Task requirements:
Print the whole forum post about HVAC frustration word for word.

═══ Extract to read

HVAC Frustration. Need Advice

I'm not fully sold on the air exchanger either, but I have read in homes with high radon, the air exchanger can be tuned to keep a slightly positive air pressure in the house, which greatly reduces radon.  We had radon maybe 1.5 times the limit, so we added a vacuum system under our slab, which has dropped it to maybe 60% of the limit.  Still dripping it a bit more would be a plus. 
 
Even still, I plan to turn it off on the hottest days because I think they can be a big waste of energy.  On the cooler days, yes I certainly can open windows, but I have automation to automate those types of things.  I thought about a system with two dampers to bring in and exhaust air, but I'm not sure I want to be that unconventional.  For $1400 I think it is worth it to try. 
 
There are always the "is it neccessary questions"  just like the radon system.  Odds are if I didn't install it, we'd be fine, but then someone in the family gets lung cancer and you think a bit differently. 
 
So, today my HVAC automation odyssey continues.  Today they are installing the wired thermostats (OmniStat2) and the zone controller.  I am very sure they have never installed a Honeywell zone controller before so I need to learn about it to make sure its done correctly.  
 
I decided not to go with the air-exchanger. Instead they are installing a damper which I can have the Omni open and close based on the outside temp.  This damper will allow outside air to be sucked into the air handler.  They said I only need this, but I believe I need a second damper to allow inside air to exit.  I can add that myself afterwards. 
 
When its between 60 to 78 out, the damper will open and let outside air in. It has an air filter to keep out the dust.  Outside that temp. range the damper closes.  It is a cheap solution that should do the trick.

══════
═══ Supplied material

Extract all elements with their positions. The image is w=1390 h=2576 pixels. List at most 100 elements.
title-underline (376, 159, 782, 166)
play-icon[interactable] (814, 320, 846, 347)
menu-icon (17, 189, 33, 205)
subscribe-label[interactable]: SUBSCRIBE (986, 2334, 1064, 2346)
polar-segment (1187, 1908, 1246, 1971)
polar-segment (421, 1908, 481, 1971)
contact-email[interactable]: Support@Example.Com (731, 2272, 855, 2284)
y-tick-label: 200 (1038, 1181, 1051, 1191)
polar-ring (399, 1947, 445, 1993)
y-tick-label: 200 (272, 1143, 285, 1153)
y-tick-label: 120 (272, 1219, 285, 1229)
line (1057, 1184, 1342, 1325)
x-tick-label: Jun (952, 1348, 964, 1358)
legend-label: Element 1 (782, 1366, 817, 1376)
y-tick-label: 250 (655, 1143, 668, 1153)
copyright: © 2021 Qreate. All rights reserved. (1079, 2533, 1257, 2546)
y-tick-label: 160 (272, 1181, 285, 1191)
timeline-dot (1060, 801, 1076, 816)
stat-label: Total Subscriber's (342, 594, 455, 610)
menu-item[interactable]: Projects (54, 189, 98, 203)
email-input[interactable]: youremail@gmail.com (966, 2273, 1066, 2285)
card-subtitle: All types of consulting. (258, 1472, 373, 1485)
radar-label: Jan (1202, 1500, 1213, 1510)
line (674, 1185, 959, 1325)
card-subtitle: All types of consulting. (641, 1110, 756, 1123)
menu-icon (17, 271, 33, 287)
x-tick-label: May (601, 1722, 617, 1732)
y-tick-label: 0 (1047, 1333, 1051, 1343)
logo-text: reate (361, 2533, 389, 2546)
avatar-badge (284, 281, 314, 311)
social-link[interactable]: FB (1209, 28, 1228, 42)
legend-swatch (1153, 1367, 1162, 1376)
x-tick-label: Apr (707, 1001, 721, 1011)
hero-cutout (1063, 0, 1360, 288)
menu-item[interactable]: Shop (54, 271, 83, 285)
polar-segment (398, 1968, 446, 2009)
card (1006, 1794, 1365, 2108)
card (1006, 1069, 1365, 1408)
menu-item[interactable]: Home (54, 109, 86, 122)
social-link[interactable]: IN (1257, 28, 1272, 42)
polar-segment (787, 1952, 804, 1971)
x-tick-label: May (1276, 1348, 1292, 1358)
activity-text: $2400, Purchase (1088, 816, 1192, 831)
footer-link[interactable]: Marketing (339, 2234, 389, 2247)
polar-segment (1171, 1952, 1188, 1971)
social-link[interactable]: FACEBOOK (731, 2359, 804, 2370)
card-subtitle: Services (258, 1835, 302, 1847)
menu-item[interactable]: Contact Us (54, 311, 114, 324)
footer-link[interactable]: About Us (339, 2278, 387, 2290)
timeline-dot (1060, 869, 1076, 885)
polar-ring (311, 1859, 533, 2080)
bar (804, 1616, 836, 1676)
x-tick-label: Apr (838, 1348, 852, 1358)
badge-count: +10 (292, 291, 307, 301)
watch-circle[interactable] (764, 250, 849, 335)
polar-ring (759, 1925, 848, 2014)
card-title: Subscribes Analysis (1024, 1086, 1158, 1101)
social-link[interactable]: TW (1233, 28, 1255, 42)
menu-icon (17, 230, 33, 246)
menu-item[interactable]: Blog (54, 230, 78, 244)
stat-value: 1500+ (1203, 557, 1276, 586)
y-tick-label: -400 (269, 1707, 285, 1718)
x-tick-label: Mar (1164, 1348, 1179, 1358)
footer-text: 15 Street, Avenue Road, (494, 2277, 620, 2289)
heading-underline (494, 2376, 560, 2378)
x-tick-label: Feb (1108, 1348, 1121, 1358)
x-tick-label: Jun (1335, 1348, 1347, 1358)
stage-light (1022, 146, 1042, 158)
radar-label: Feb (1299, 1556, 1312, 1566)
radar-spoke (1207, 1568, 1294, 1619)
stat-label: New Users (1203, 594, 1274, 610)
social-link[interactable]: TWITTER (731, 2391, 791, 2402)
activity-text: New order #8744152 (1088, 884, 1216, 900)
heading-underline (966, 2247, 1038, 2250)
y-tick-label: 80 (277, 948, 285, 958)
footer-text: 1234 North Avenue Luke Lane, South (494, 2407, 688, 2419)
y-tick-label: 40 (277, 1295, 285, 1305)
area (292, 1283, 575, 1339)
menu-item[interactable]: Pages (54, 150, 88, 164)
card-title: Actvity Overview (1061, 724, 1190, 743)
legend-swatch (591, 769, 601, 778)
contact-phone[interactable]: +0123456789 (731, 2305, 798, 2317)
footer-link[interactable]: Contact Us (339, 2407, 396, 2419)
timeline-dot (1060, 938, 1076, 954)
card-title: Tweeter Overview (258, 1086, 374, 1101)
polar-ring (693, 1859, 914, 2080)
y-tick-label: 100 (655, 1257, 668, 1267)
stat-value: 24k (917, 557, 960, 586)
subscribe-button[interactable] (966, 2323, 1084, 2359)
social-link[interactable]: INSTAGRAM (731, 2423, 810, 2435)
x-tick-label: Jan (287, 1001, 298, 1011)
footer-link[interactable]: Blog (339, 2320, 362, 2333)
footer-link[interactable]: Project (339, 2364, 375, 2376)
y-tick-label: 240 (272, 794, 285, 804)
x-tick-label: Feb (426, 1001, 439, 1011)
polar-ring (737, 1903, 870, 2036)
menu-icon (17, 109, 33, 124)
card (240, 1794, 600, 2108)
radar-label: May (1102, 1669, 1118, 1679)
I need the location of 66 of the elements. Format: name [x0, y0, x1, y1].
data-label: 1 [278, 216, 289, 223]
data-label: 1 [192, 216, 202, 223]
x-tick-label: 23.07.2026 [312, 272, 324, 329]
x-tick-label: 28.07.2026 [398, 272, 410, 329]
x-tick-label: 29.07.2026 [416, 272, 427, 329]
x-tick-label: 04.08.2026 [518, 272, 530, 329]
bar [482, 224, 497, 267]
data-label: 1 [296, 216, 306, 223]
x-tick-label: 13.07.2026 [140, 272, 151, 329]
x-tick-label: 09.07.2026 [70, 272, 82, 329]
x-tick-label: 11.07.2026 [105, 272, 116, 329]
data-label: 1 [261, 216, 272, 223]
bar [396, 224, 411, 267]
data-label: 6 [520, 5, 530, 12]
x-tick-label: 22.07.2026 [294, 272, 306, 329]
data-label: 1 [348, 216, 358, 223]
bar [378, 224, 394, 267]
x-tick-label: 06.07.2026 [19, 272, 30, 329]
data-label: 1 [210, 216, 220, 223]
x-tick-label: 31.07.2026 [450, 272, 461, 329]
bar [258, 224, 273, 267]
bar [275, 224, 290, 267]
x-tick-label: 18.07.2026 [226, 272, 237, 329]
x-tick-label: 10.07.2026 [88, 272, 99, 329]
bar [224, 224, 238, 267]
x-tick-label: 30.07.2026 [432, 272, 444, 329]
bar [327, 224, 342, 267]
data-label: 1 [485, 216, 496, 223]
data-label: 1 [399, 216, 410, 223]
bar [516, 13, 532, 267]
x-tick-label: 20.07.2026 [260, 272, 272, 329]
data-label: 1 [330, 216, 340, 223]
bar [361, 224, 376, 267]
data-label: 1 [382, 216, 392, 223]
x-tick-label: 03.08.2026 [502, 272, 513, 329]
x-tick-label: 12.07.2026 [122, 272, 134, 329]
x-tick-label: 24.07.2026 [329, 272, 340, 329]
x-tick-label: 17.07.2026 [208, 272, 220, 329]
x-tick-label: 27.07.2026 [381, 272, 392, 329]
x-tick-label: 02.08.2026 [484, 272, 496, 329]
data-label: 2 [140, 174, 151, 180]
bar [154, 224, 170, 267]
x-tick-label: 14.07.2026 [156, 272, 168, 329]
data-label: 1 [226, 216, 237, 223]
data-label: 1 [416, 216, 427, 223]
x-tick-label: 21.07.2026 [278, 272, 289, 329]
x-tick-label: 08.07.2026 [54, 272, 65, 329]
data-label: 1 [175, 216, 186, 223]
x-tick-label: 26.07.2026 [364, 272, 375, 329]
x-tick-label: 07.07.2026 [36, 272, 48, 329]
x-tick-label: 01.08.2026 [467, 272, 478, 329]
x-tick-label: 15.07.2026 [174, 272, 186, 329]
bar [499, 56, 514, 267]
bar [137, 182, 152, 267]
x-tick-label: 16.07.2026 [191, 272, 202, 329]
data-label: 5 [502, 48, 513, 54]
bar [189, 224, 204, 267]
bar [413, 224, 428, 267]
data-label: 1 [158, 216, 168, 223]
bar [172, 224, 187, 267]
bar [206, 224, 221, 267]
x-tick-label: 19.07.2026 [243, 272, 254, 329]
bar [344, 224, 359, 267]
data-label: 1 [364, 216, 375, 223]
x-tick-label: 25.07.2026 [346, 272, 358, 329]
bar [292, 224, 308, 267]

══════

Reply to the task:
HVAC Frustration. Need Advice

I'm not fully sold on the air exchanger either, but I have read in homes with high radon, the air exchanger can be tuned to keep a slightly positive air pressure in the house, which greatly reduces radon.  We had radon maybe 1.5 times the limit, so we added a vacuum system under our slab, which has dropped it to maybe 60% of the limit.  Still dripping it a bit more would be a plus. 
 
Even still, I plan to turn it off on the hottest days because I think they can be a big waste of energy.  On the cooler days, yes I certainly can open windows, but I have automation to automate those types of things.  I thought about a system with two dampers to bring in and exhaust air, but I'm not sure I want to be that unconventional.  For $1400 I think it is worth it to try. 
 
There are always the "is it neccessary questions"  just like the radon system.  Odds are if I didn't install it, we'd be fine, but then someone in the family gets lung cancer and you think a bit differently. 
 
So, today my HVAC automation odyssey continues.  Today they are installing the wired thermostats (OmniStat2) and the zone controller.  I am very sure they have never installed a Honeywell zone controller before so I need to learn about it to make sure its done correctly.  
 
I decided not to go with the air-exchanger. Instead they are installing a damper which I can have the Omni open and close based on the outside temp.  This damper will allow outside air to be sucked into the air handler.  They said I only need this, but I believe I need a second damper to allow inside air to exit.  I can add that myself afterwards. 
 
When its between 60 to 78 out, the damper will open and let outside air in. It has an air filter to keep out the dust.  Outside that temp. range the damper closes.  It is a cheap solution that should do the trick.